Provided records:

(begin)

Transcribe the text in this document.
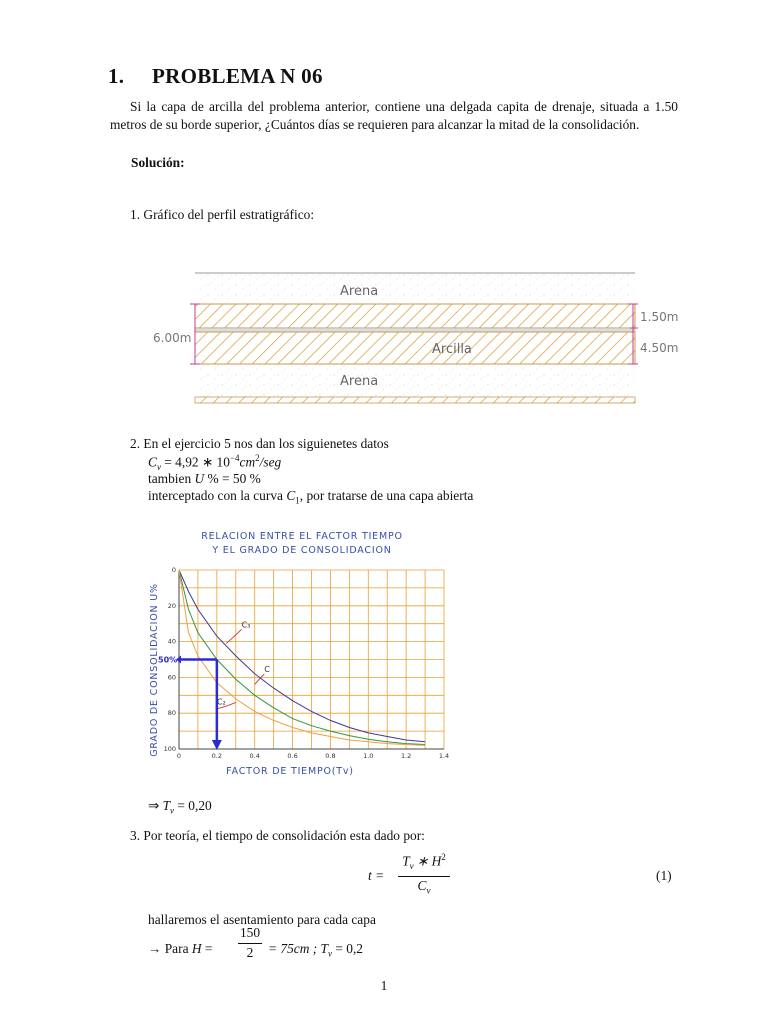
1. PROBLEMA N 06
Si la capa de arcilla del problema anterior, contiene una delgada capita de drenaje, situada a 1.50 metros de su borde superior, ¿Cuántos días se requieren para alcanzar la mitad de la consolidación.
Solución:
1. Gráfico del perfil estratigráfico:
Arena
Arcilla
Arena
6.00m
1.50m
4.50m
2. En el ejercicio 5 nos dan los siguienetes datos
$C_v = 4,92$ ∗ $10^{-4}cm^2$/seg
tambien U % = 50 %
interceptado con la curva $C_1$, por tratarse de una capa abierta
RELACION ENTRE EL FACTOR TIEMPO
Y EL GRADO DE CONSOLIDACION
0	0.2	0.4	0.6	0.8	1.0	1.2	1.4
0
20
40
60
80
100
C₃
C
C₂
50%
FACTOR DE TIEMPO(Tv)
GRADO DE CONSOLIDACION U%
⇒ $T_v = 0,20$
3. Por teoría, el tiempo de consolidación esta dado por:
t =
$T_v$ ∗ $H^2$
$C_v$
(1)
hallaremos el asentamiento para cada capa
→ Para H =
150
2	= 75cm ; $T_v = 0,2$
1
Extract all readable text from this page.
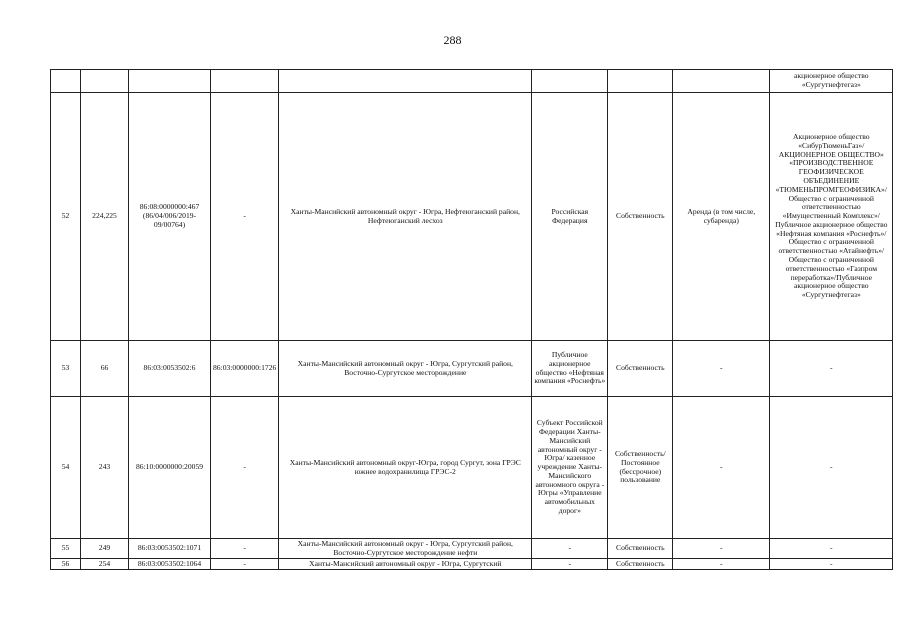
288
								акционерное общество «Сургутнефтегаз»
52	224,225	86:08:0000000:467 (86/04/006/2019-09/00764)	-	Ханты-Мансийский автономный округ - Югра, Нефтеюганский район, Нефтеюганский лесхоз	Российская Федерация	Собственность	Аренда (в том числе, субаренда)	Акционерное общество «СибурТюменьГаз»/АКЦИОНЕРНОЕ ОБЩЕСТВО» «ПРОИЗВОДСТВЕННОЕ ГЕОФИЗИЧЕСКОЕ ОБЪЕДИНЕНИЕ «ТЮМЕНЬПРОМГЕОФИЗИКА»/Общество с ограниченной ответственностью «Имущественный Комплекс»/Публичное акционерное общество «Нефтяная компания «Роснефть»/Общество с ограниченной ответственностью «Атайнефть»/Общество с ограниченной ответственностью «Газпром переработка»/Публичное акционерное общество «Сургутнефтегаз»
53	66	86:03:0053502:6	86:03:0000000:1726	Ханты-Мансийский автономный округ - Югра, Сургутский район, Восточно-Сургутское месторождение	Публичное акционерное общество «Нефтяная компания «Роснефть»	Собственность	-	-
54	243	86:10:0000000:20059	-	Ханты-Мансийский автономный округ-Югра, город Сургут, зона ГРЭС южнее водохранилища ГРЭС-2	Субъект Российской Федерации Ханты-Мансийский автономный округ - Югра/ казенное учреждение Ханты-Мансийского автономного округа - Югры «Управление автомобильных дорог»	Собственность/ Постоянное (бессрочное) пользование	-	-
55	249	86:03:0053502:1071	-	Ханты-Мансийский автономный округ - Югра, Сургутский район, Восточно-Сургутское месторождение нефти	-	Собственность	-	-
56	254	86:03:0053502:1064	-	Ханты-Мансийский автономный округ - Югра, Сургутский	-	Собственность	-	-
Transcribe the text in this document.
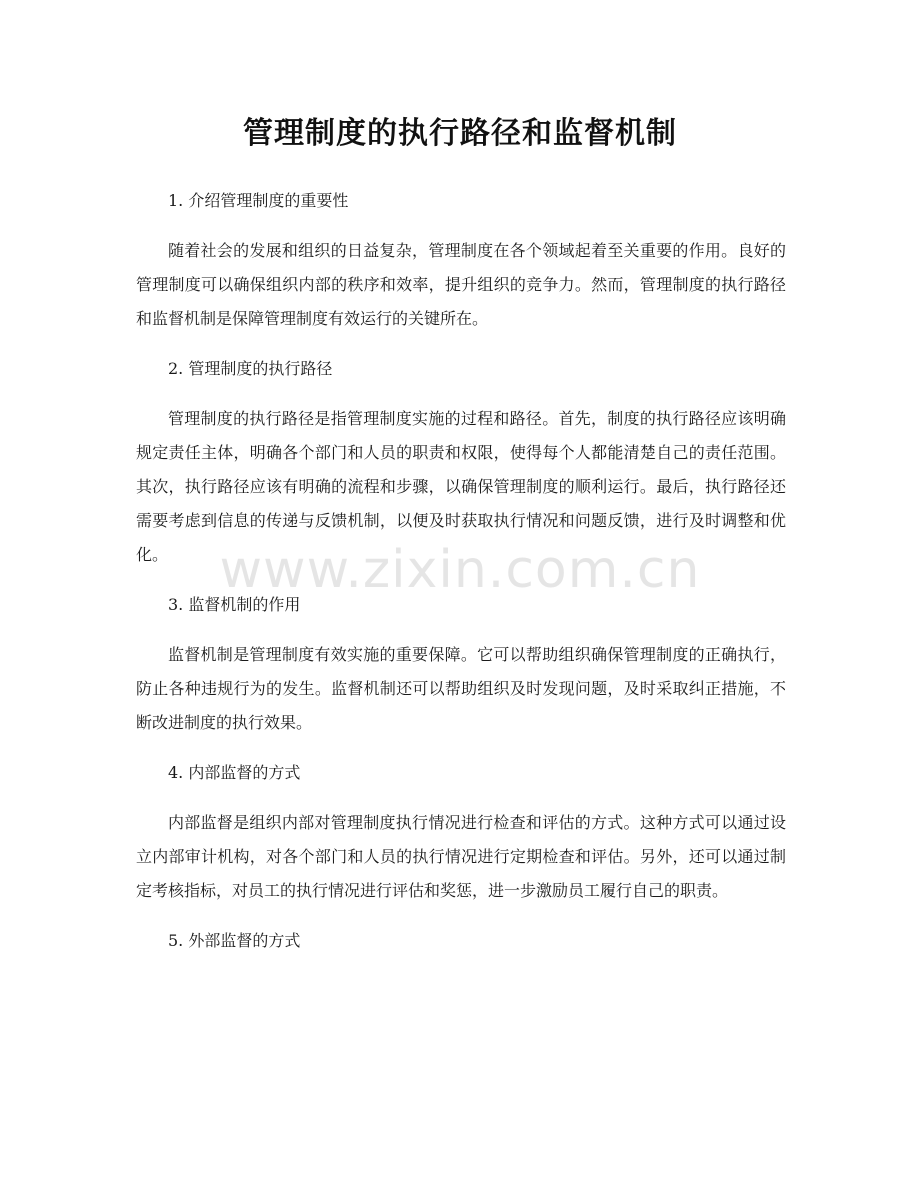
管理制度的执行路径和监督机制

1. 介绍管理制度的重要性

随着社会的发展和组织的日益复杂，管理制度在各个领域起着至关重要的作用。良好的管理制度可以确保组织内部的秩序和效率，提升组织的竞争力。然而，管理制度的执行路径和监督机制是保障管理制度有效运行的关键所在。

2. 管理制度的执行路径

管理制度的执行路径是指管理制度实施的过程和路径。首先，制度的执行路径应该明确规定责任主体，明确各个部门和人员的职责和权限，使得每个人都能清楚自己的责任范围。其次，执行路径应该有明确的流程和步骤，以确保管理制度的顺利运行。最后，执行路径还需要考虑到信息的传递与反馈机制，以便及时获取执行情况和问题反馈，进行及时调整和优化。

3. 监督机制的作用

监督机制是管理制度有效实施的重要保障。它可以帮助组织确保管理制度的正确执行，防止各种违规行为的发生。监督机制还可以帮助组织及时发现问题，及时采取纠正措施，不断改进制度的执行效果。

4. 内部监督的方式

内部监督是组织内部对管理制度执行情况进行检查和评估的方式。这种方式可以通过设立内部审计机构，对各个部门和人员的执行情况进行定期检查和评估。另外，还可以通过制定考核指标，对员工的执行情况进行评估和奖惩，进一步激励员工履行自己的职责。

5. 外部监督的方式

www.zixin.com.cn
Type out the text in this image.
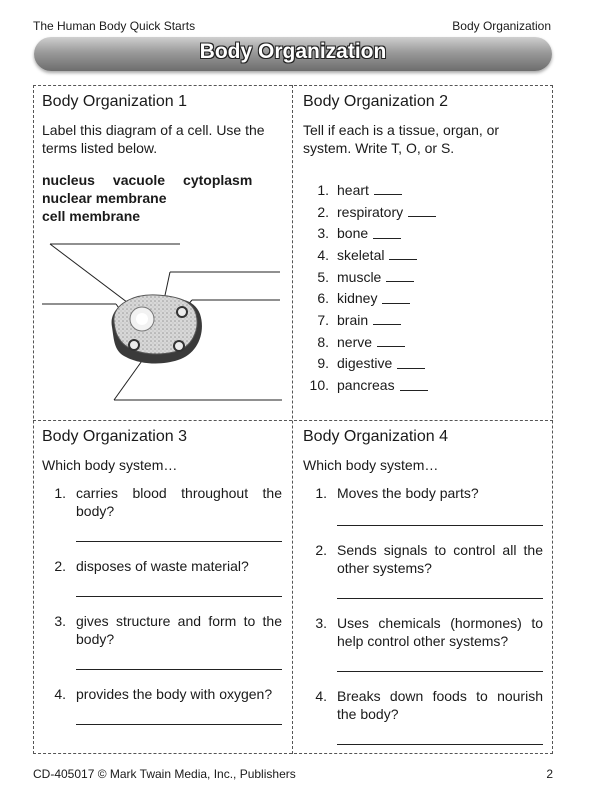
The Human Body Quick Starts	Body Organization
Body Organization
Body Organization 1

Label this diagram of a cell. Use the terms listed below.

nucleus vacuole cytoplasm
nuclear membrane
cell membrane
Body Organization 2

Tell if each is a tissue, organ, or system. Write T, O, or S.

1. heart
2. respiratory
3. bone
4. skeletal
5. muscle
6. kidney
7. brain
8. nerve
9. digestive
10. pancreas
Body Organization 3

Which body system…

1. carries blood throughout the body?
2. disposes of waste material?
3. gives structure and form to the body?
4. provides the body with oxygen?
Body Organization 4

Which body system…

1. Moves the body parts?
2. Sends signals to control all the other systems?
3. Uses chemicals (hormones) to help control other systems?
4. Breaks down foods to nourish the body?
CD-405017 © Mark Twain Media, Inc., Publishers	2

(end)

Aim of the task: Quote every entry exactly, with the pictures omitted.

The reply:
Transcribe the text in this document.
1. PROBLEMA N 06
Si la capa de arcilla del problema anterior, contiene una delgada capita de drenaje, situada a 1.50 metros de su borde superior, ¿Cuántos días se requieren para alcanzar la mitad de la consolidación.
Solución:
1. Gráfico del perfil estratigráfico:
Arena
Arcilla
Arena
6.00m
1.50m
4.50m
2. En el ejercicio 5 nos dan los siguienetes datos
$C_v = 4,92$ ∗ $10^{-4}cm^2$/seg
tambien U % = 50 %
interceptado con la curva $C_1$, por tratarse de una capa abierta
RELACION ENTRE EL FACTOR TIEMPO
Y EL GRADO DE CONSOLIDACION
0	0.2	0.4	0.6	0.8	1.0	1.2	1.4
0
20
40
60
80
100
C₃
C
C₂
50%
FACTOR DE TIEMPO(Tv)
GRADO DE CONSOLIDACION U%
⇒ $T_v = 0,20$
3. Por teoría, el tiempo de consolidación esta dado por:
t =
$T_v$ ∗ $H^2$
$C_v$
(1)
hallaremos el asentamiento para cada capa
→ Para H =
150
2	= 75cm ; $T_v = 0,2$
1
Extract all readable text from this page.
288
								акционерное общество «Сургутнефтегаз»
52	224,225	86:08:0000000:467 (86/04/006/2019-09/00764)	-	Ханты-Мансийский автономный округ - Югра, Нефтеюганский район, Нефтеюганский лесхоз	Российская Федерация	Собственность	Аренда (в том числе, субаренда)	Акционерное общество «СибурТюменьГаз»/АКЦИОНЕРНОЕ ОБЩЕСТВО» «ПРОИЗВОДСТВЕННОЕ ГЕОФИЗИЧЕСКОЕ ОБЪЕДИНЕНИЕ «ТЮМЕНЬПРОМГЕОФИЗИКА»/Общество с ограниченной ответственностью «Имущественный Комплекс»/Публичное акционерное общество «Нефтяная компания «Роснефть»/Общество с ограниченной ответственностью «Атайнефть»/Общество с ограниченной ответственностью «Газпром переработка»/Публичное акционерное общество «Сургутнефтегаз»
53	66	86:03:0053502:6	86:03:0000000:1726	Ханты-Мансийский автономный округ - Югра, Сургутский район, Восточно-Сургутское месторождение	Публичное акционерное общество «Нефтяная компания «Роснефть»	Собственность	-	-
54	243	86:10:0000000:20059	-	Ханты-Мансийский автономный округ-Югра, город Сургут, зона ГРЭС южнее водохранилища ГРЭС-2	Субъект Российской Федерации Ханты-Мансийский автономный округ - Югра/ казенное учреждение Ханты-Мансийского автономного округа - Югры «Управление автомобильных дорог»	Собственность/ Постоянное (бессрочное) пользование	-	-
55	249	86:03:0053502:1071	-	Ханты-Мансийский автономный округ - Югра, Сургутский район, Восточно-Сургутское месторождение нефти	-	Собственность	-	-
56	254	86:03:0053502:1064	-	Ханты-Мансийский автономный округ - Югра, Сургутский	-	Собственность	-	-
Transcribe the text in this document.
管理制度的执行路径和监督机制

1. 介绍管理制度的重要性

随着社会的发展和组织的日益复杂，管理制度在各个领域起着至关重要的作用。良好的管理制度可以确保组织内部的秩序和效率，提升组织的竞争力。然而，管理制度的执行路径和监督机制是保障管理制度有效运行的关键所在。

2. 管理制度的执行路径

管理制度的执行路径是指管理制度实施的过程和路径。首先，制度的执行路径应该明确规定责任主体，明确各个部门和人员的职责和权限，使得每个人都能清楚自己的责任范围。其次，执行路径应该有明确的流程和步骤，以确保管理制度的顺利运行。最后，执行路径还需要考虑到信息的传递与反馈机制，以便及时获取执行情况和问题反馈，进行及时调整和优化。

3. 监督机制的作用

监督机制是管理制度有效实施的重要保障。它可以帮助组织确保管理制度的正确执行，防止各种违规行为的发生。监督机制还可以帮助组织及时发现问题，及时采取纠正措施，不断改进制度的执行效果。

4. 内部监督的方式

内部监督是组织内部对管理制度执行情况进行检查和评估的方式。这种方式可以通过设立内部审计机构，对各个部门和人员的执行情况进行定期检查和评估。另外，还可以通过制定考核指标，对员工的执行情况进行评估和奖惩，进一步激励员工履行自己的职责。

5. 外部监督的方式

www.zixin.com.cn
Type out the text in this image.
The Human Body Quick Starts	Body Organization
Body Organization
Body Organization 1

Label this diagram of a cell. Use the terms listed below.

nucleus vacuole cytoplasm
nuclear membrane
cell membrane
Body Organization 2

Tell if each is a tissue, organ, or system. Write T, O, or S.

1. heart
2. respiratory
3. bone
4. skeletal
5. muscle
6. kidney
7. brain
8. nerve
9. digestive
10. pancreas
Body Organization 3

Which body system…

1. carries blood throughout the body?
2. disposes of waste material?
3. gives structure and form to the body?
4. provides the body with oxygen?
Body Organization 4

Which body system…

1. Moves the body parts?
2. Sends signals to control all the other systems?
3. Uses chemicals (hormones) to help control other systems?
4. Breaks down foods to nourish the body?
CD-405017 © Mark Twain Media, Inc., Publishers	2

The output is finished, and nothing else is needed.